# [Short problem]
Please give the count of lines holding the string "August" and nothing besides.

# [Records to process]
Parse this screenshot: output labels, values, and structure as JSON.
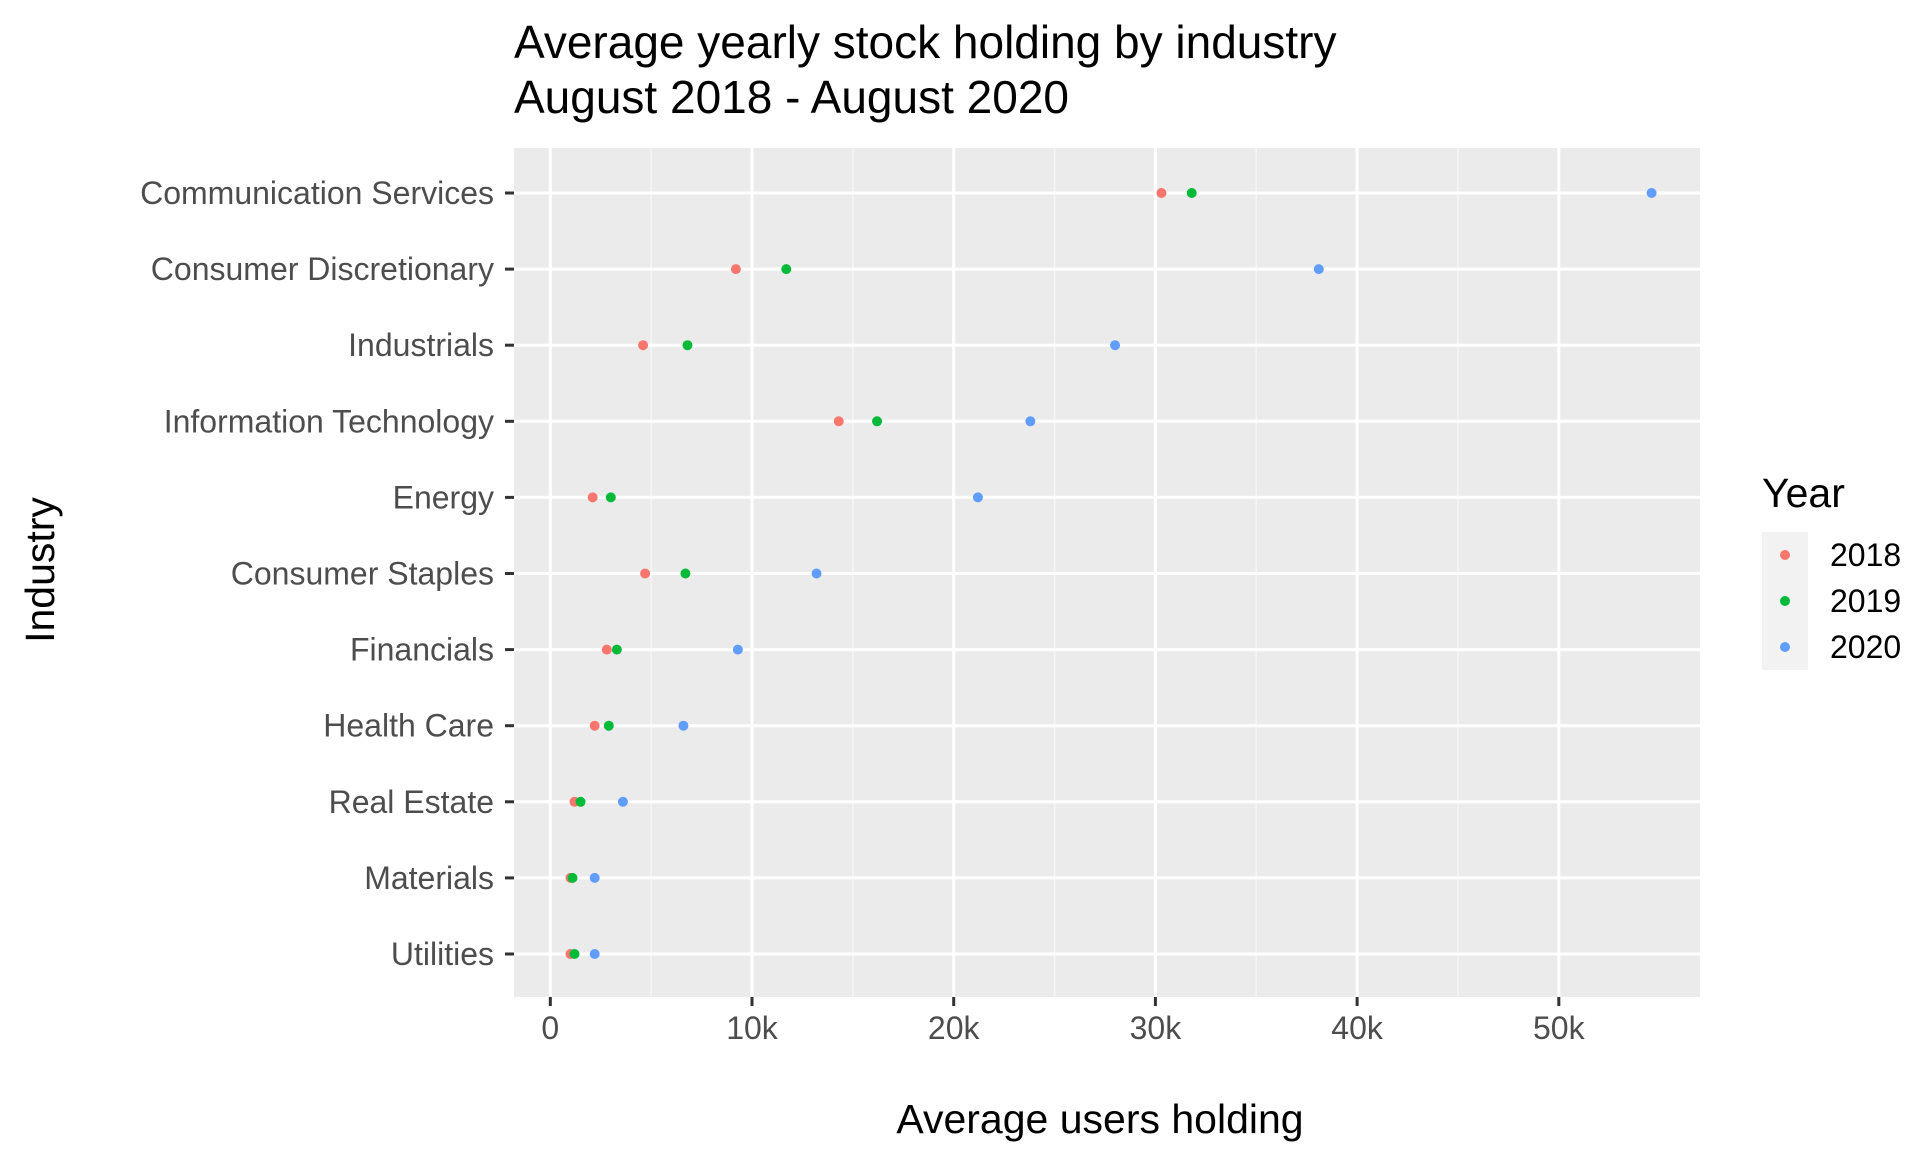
{
  "chart_data": {
    "type": "scatter",
    "title": "Average yearly stock holding by industry",
    "subtitle": "August 2018 - August 2020",
    "xlabel": "Average users holding",
    "ylabel": "Industry",
    "xlim": [
      -1800,
      57000
    ],
    "x_ticks": [
      0,
      10000,
      20000,
      30000,
      40000,
      50000
    ],
    "x_tick_labels": [
      "0",
      "10k",
      "20k",
      "30k",
      "40k",
      "50k"
    ],
    "grid": true,
    "legend_title": "Year",
    "legend_position": "right",
    "categories": [
      "Communication Services",
      "Consumer Discretionary",
      "Industrials",
      "Information Technology",
      "Energy",
      "Consumer Staples",
      "Financials",
      "Health Care",
      "Real Estate",
      "Materials",
      "Utilities"
    ],
    "series": [
      {
        "name": "2018",
        "color": "#F8766D",
        "values": [
          30300,
          9200,
          4600,
          14300,
          2100,
          4700,
          2800,
          2200,
          1200,
          1000,
          1000
        ]
      },
      {
        "name": "2019",
        "color": "#00BA38",
        "values": [
          31800,
          11700,
          6800,
          16200,
          3000,
          6700,
          3300,
          2900,
          1500,
          1100,
          1200
        ]
      },
      {
        "name": "2020",
        "color": "#619CFF",
        "values": [
          54600,
          38100,
          28000,
          23800,
          21200,
          13200,
          9300,
          6600,
          3600,
          2200,
          2200
        ]
      }
    ]
  },
  "colors": {
    "panel_background": "#EBEBEB",
    "grid_major": "#FFFFFF",
    "grid_minor": "#F5F5F5",
    "legend_key_background": "#F2F2F2",
    "tick_mark": "#333333"
  }
}
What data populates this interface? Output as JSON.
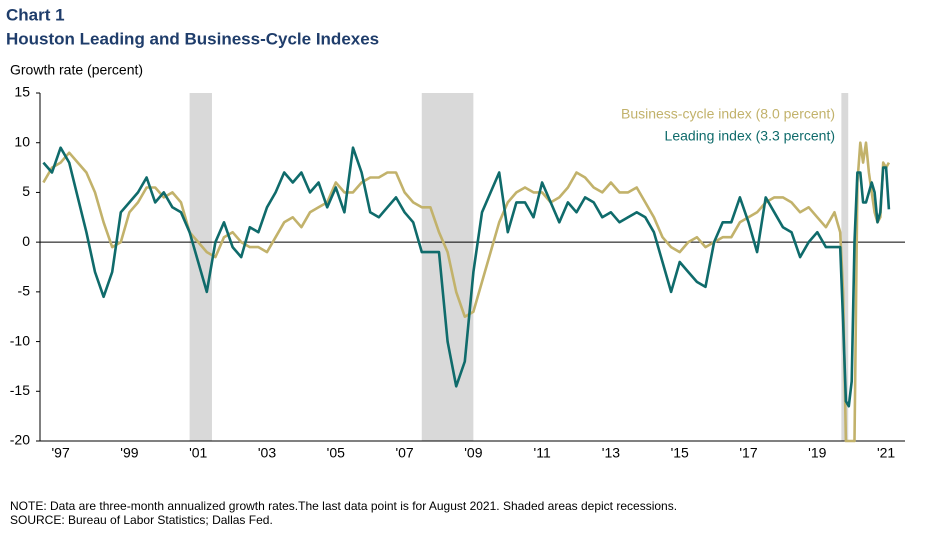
{
  "chart_data": {
    "type": "line",
    "title": "Chart 1",
    "subtitle": "Houston Leading and Business-Cycle Indexes",
    "y_label": "Growth rate (percent)",
    "note": "NOTE: Data are three-month annualized growth rates.The last data point is for August 2021. Shaded areas depict recessions.",
    "source": "SOURCE: Bureau of Labor Statistics; Dallas Fed.",
    "xlim": [
      1996.9,
      2022.05
    ],
    "xticks": [
      {
        "value": 1997.5,
        "label": "'97"
      },
      {
        "value": 1999.5,
        "label": "'99"
      },
      {
        "value": 2001.5,
        "label": "'01"
      },
      {
        "value": 2003.5,
        "label": "'03"
      },
      {
        "value": 2005.5,
        "label": "'05"
      },
      {
        "value": 2007.5,
        "label": "'07"
      },
      {
        "value": 2009.5,
        "label": "'09"
      },
      {
        "value": 2011.5,
        "label": "'11"
      },
      {
        "value": 2013.5,
        "label": "'13"
      },
      {
        "value": 2015.5,
        "label": "'15"
      },
      {
        "value": 2017.5,
        "label": "'17"
      },
      {
        "value": 2019.5,
        "label": "'19"
      },
      {
        "value": 2021.5,
        "label": "'21"
      }
    ],
    "ylim": [
      -20,
      15
    ],
    "yticks": [
      15,
      10,
      5,
      0,
      -5,
      -10,
      -15,
      -20
    ],
    "recessions": [
      [
        2001.25,
        2001.9
      ],
      [
        2008.0,
        2009.5
      ],
      [
        2020.2,
        2020.4
      ]
    ],
    "recession_color": "#d9d9d9",
    "x": [
      1997.0,
      1997.25,
      1997.5,
      1997.75,
      1998.0,
      1998.25,
      1998.5,
      1998.75,
      1999.0,
      1999.25,
      1999.5,
      1999.75,
      2000.0,
      2000.25,
      2000.5,
      2000.75,
      2001.0,
      2001.25,
      2001.5,
      2001.75,
      2002.0,
      2002.25,
      2002.5,
      2002.75,
      2003.0,
      2003.25,
      2003.5,
      2003.75,
      2004.0,
      2004.25,
      2004.5,
      2004.75,
      2005.0,
      2005.25,
      2005.5,
      2005.75,
      2006.0,
      2006.25,
      2006.5,
      2006.75,
      2007.0,
      2007.25,
      2007.5,
      2007.75,
      2008.0,
      2008.25,
      2008.5,
      2008.75,
      2009.0,
      2009.25,
      2009.5,
      2009.75,
      2010.0,
      2010.25,
      2010.5,
      2010.75,
      2011.0,
      2011.25,
      2011.5,
      2011.75,
      2012.0,
      2012.25,
      2012.5,
      2012.75,
      2013.0,
      2013.25,
      2013.5,
      2013.75,
      2014.0,
      2014.25,
      2014.5,
      2014.75,
      2015.0,
      2015.25,
      2015.5,
      2015.75,
      2016.0,
      2016.25,
      2016.5,
      2016.75,
      2017.0,
      2017.25,
      2017.5,
      2017.75,
      2018.0,
      2018.25,
      2018.5,
      2018.75,
      2019.0,
      2019.25,
      2019.5,
      2019.75,
      2020.0,
      2020.083,
      2020.167,
      2020.25,
      2020.333,
      2020.417,
      2020.5,
      2020.583,
      2020.667,
      2020.75,
      2020.833,
      2020.917,
      2021.0,
      2021.083,
      2021.167,
      2021.25,
      2021.333,
      2021.417,
      2021.5,
      2021.583
    ],
    "series": [
      {
        "name": "Business-cycle index (8.0 percent)",
        "color": "#c2b26b",
        "values": [
          6,
          7.5,
          8,
          9,
          8,
          7,
          5,
          2,
          -0.5,
          0,
          3,
          4,
          5.5,
          5.5,
          4.5,
          5,
          4,
          1,
          0,
          -1,
          -1.5,
          0.5,
          1,
          0,
          -0.5,
          -0.5,
          -1,
          0.5,
          2,
          2.5,
          1.5,
          3,
          3.5,
          4,
          6,
          5,
          5,
          6,
          6.5,
          6.5,
          7,
          7,
          5,
          4,
          3.5,
          3.5,
          1,
          -1,
          -5,
          -7.5,
          -7,
          -4,
          -1,
          2,
          4,
          5,
          5.5,
          5,
          5,
          4,
          4.5,
          5.5,
          7,
          6.5,
          5.5,
          5,
          6,
          5,
          5,
          5.5,
          4,
          2.5,
          0.5,
          -0.5,
          -1,
          0,
          0.5,
          -0.5,
          0,
          0.5,
          0.5,
          2,
          2.5,
          3,
          4,
          4.5,
          4.5,
          4,
          3,
          3.5,
          2.5,
          1.5,
          3,
          2,
          1,
          -5,
          -20,
          -20,
          -20,
          -20,
          6,
          10,
          8,
          10,
          7,
          5,
          3,
          2,
          2.5,
          8,
          7.5,
          8
        ]
      },
      {
        "name": "Leading index (3.3 percent)",
        "color": "#0f6b6b",
        "values": [
          8,
          7,
          9.5,
          8,
          4.5,
          1,
          -3,
          -5.5,
          -3,
          3,
          4,
          5,
          6.5,
          4,
          5,
          3.5,
          3,
          1,
          -2,
          -5,
          0,
          2,
          -0.5,
          -1.5,
          1.5,
          1,
          3.5,
          5,
          7,
          6,
          7,
          5,
          6,
          3.5,
          5.5,
          3,
          9.5,
          7,
          3,
          2.5,
          3.5,
          4.5,
          3,
          2,
          -1,
          -1,
          -1,
          -10,
          -14.5,
          -12,
          -3,
          3,
          5,
          7,
          1,
          4,
          4,
          2.5,
          6,
          4,
          2,
          4,
          3,
          4.5,
          4,
          2.5,
          3,
          2,
          2.5,
          3,
          2.5,
          1,
          -2,
          -5,
          -2,
          -3,
          -4,
          -4.5,
          0,
          2,
          2,
          4.5,
          2,
          -1,
          4.5,
          3,
          1.5,
          1,
          -1.5,
          0,
          1,
          -0.5,
          -0.5,
          -0.5,
          -0.5,
          -8,
          -16,
          -16.5,
          -14,
          0,
          7,
          7,
          4,
          4,
          5,
          6,
          5,
          2,
          3,
          7.5,
          7.5,
          3.3
        ]
      }
    ]
  }
}
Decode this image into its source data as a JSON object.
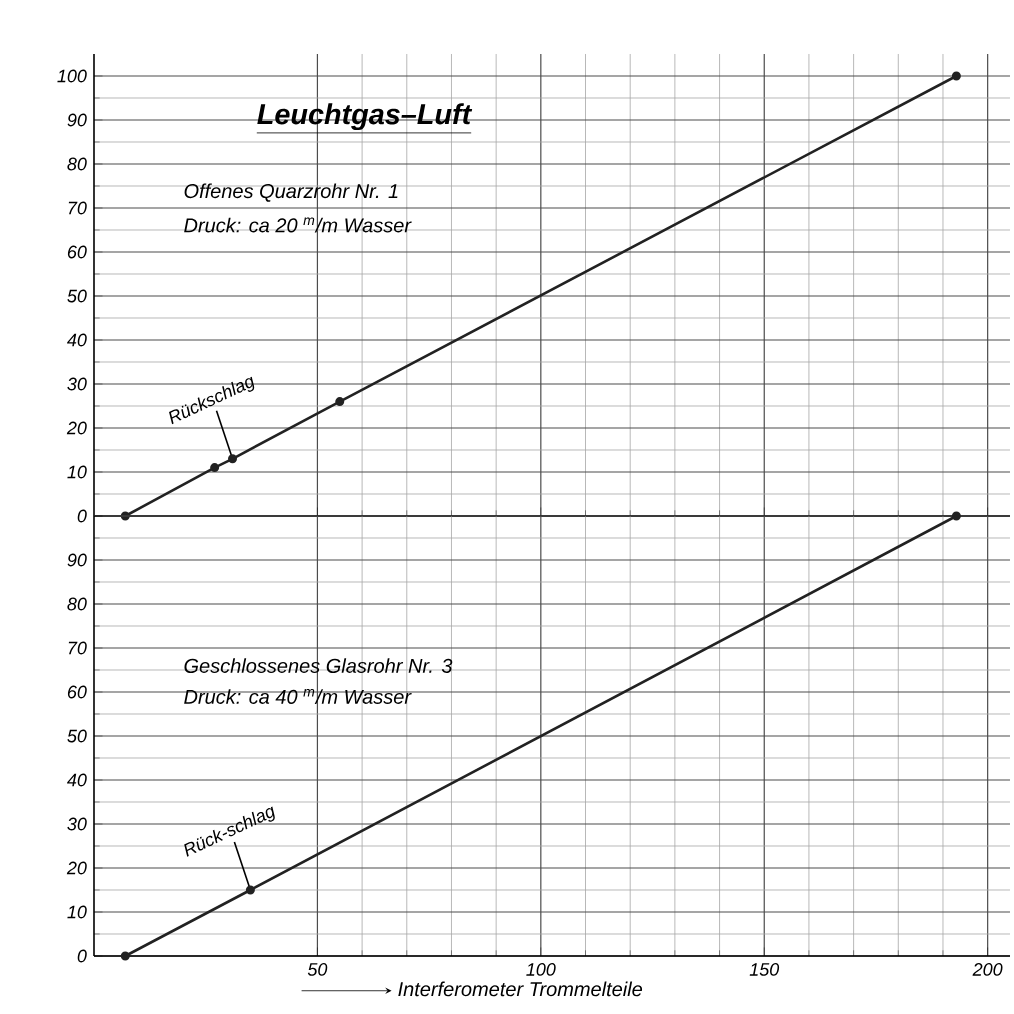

# [Task answer]
2